**GIVEN TASK**.
Render the material again word for word, skipping the pictures in it.

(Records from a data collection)
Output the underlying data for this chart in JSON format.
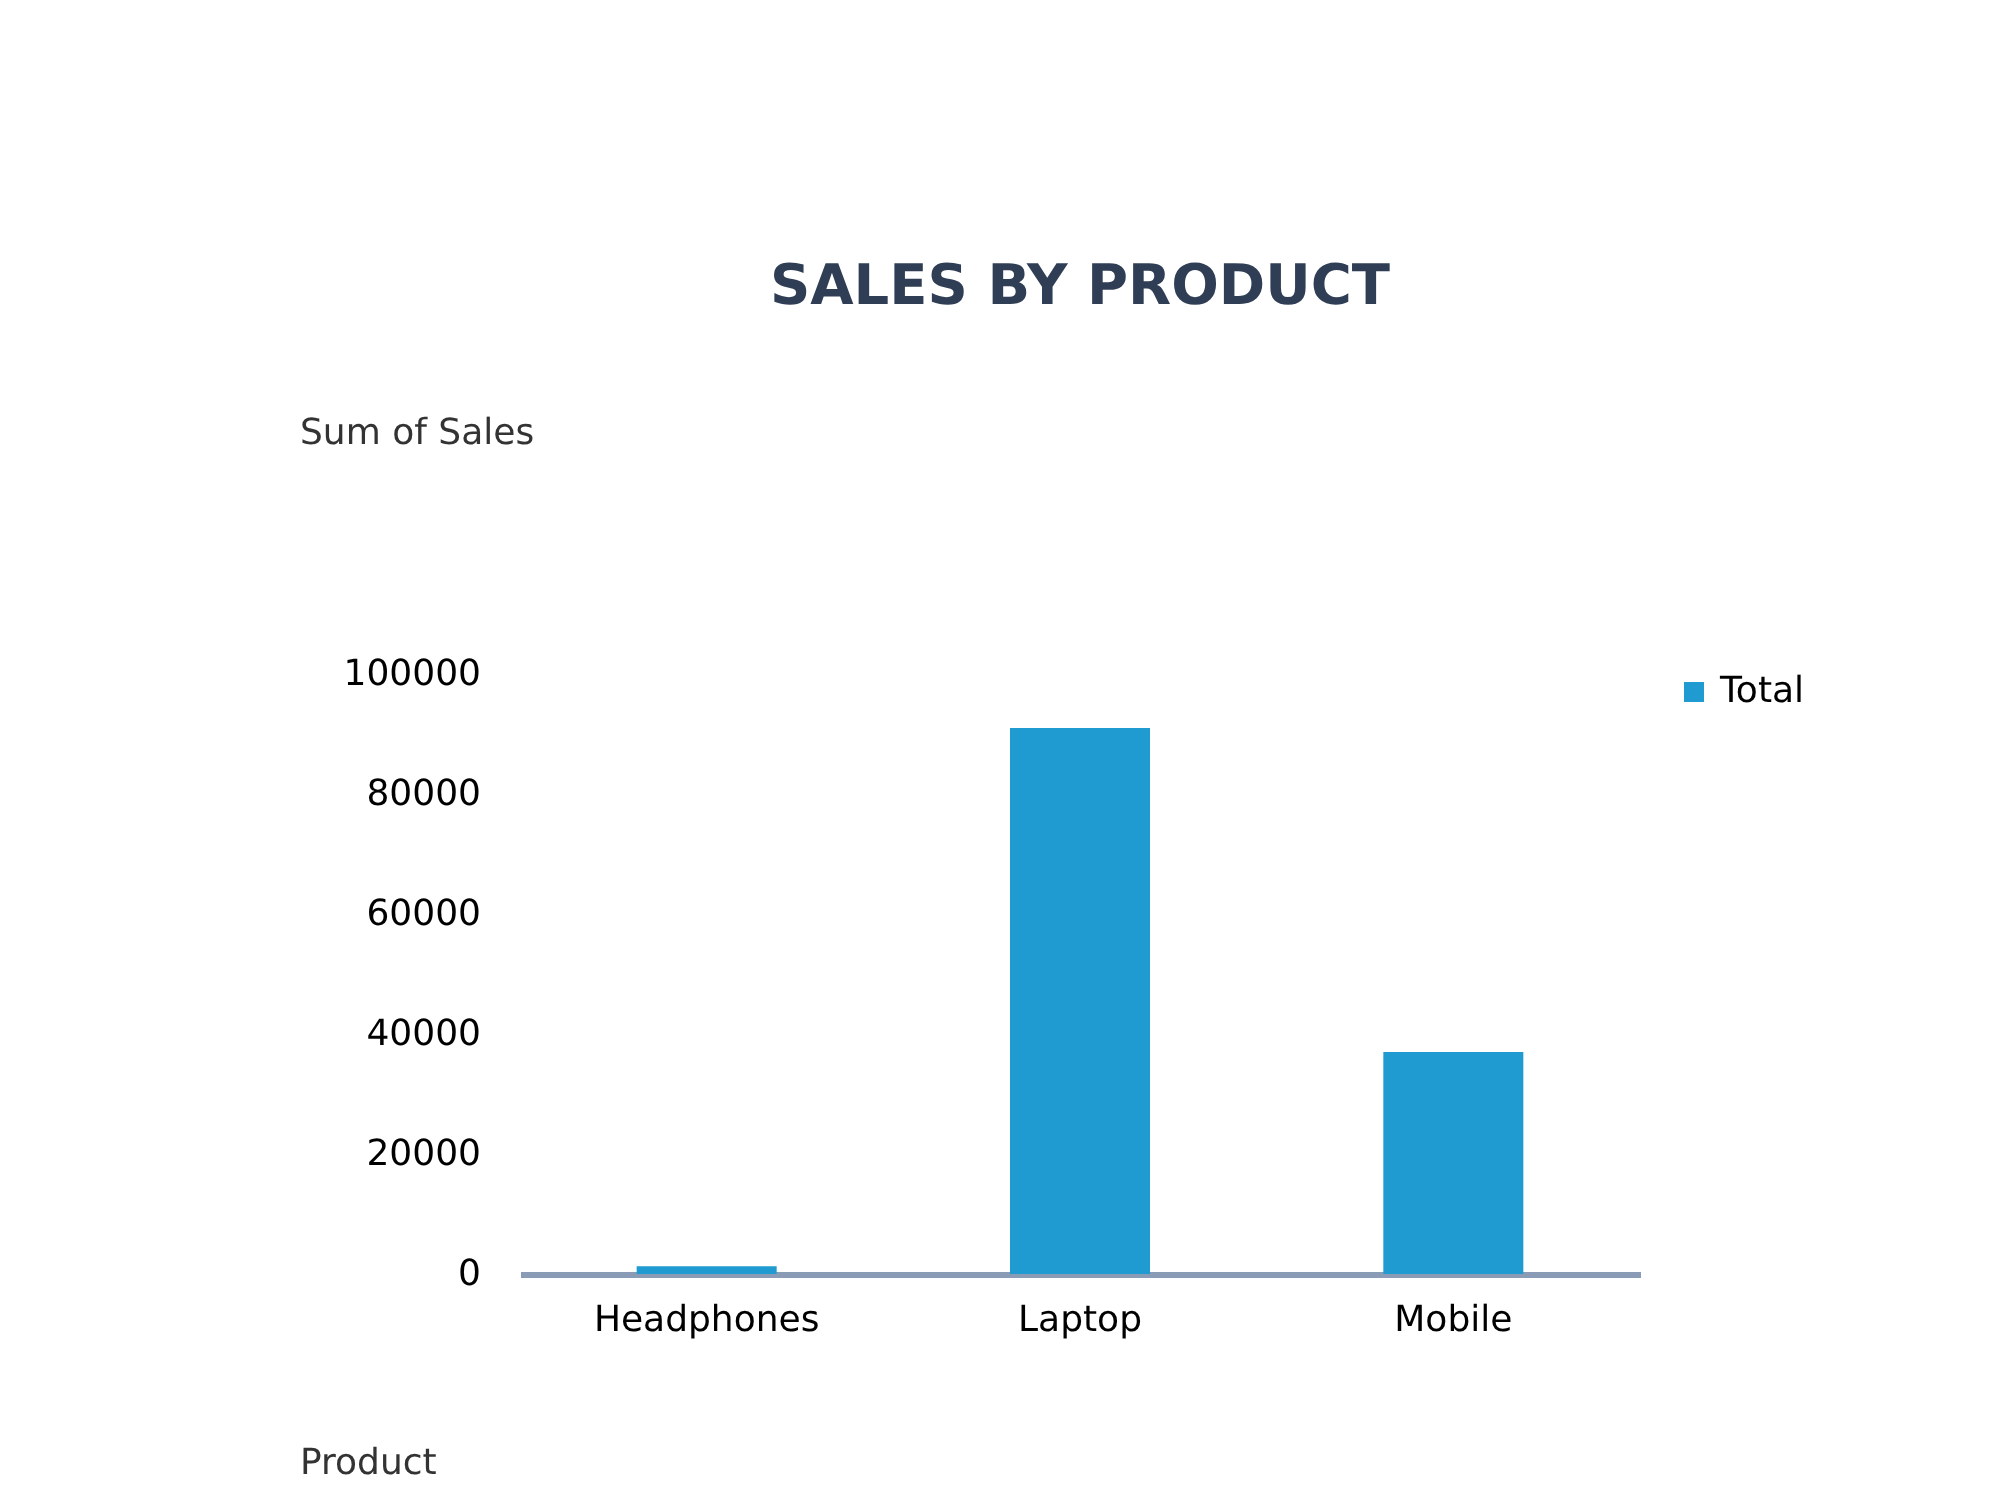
{
  "chart_data": {
    "type": "bar",
    "title": "SALES BY PRODUCT",
    "categories": [
      "Headphones",
      "Laptop",
      "Mobile"
    ],
    "series": [
      {
        "name": "Total",
        "color": "#1f9bd1",
        "values": [
          1300,
          91000,
          37000
        ]
      }
    ],
    "ylim": [
      0,
      100000
    ],
    "yticks": [
      0,
      20000,
      40000,
      60000,
      80000,
      100000
    ],
    "grid": false,
    "legend": "right",
    "annotations": [
      "Sum of Sales",
      "Product"
    ]
  }
}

**PROBLEM SOLUTION**.
Output the underlying data for this chart in JSON format.
{
  "chart_data": {
    "type": "bar",
    "title": "SALES BY PRODUCT",
    "categories": [
      "Headphones",
      "Laptop",
      "Mobile"
    ],
    "series": [
      {
        "name": "Total",
        "color": "#1f9bd1",
        "values": [
          1300,
          91000,
          37000
        ]
      }
    ],
    "ylim": [
      0,
      100000
    ],
    "yticks": [
      0,
      20000,
      40000,
      60000,
      80000,
      100000
    ],
    "grid": false,
    "legend": "right",
    "annotations": [
      "Sum of Sales",
      "Product"
    ]
  }
}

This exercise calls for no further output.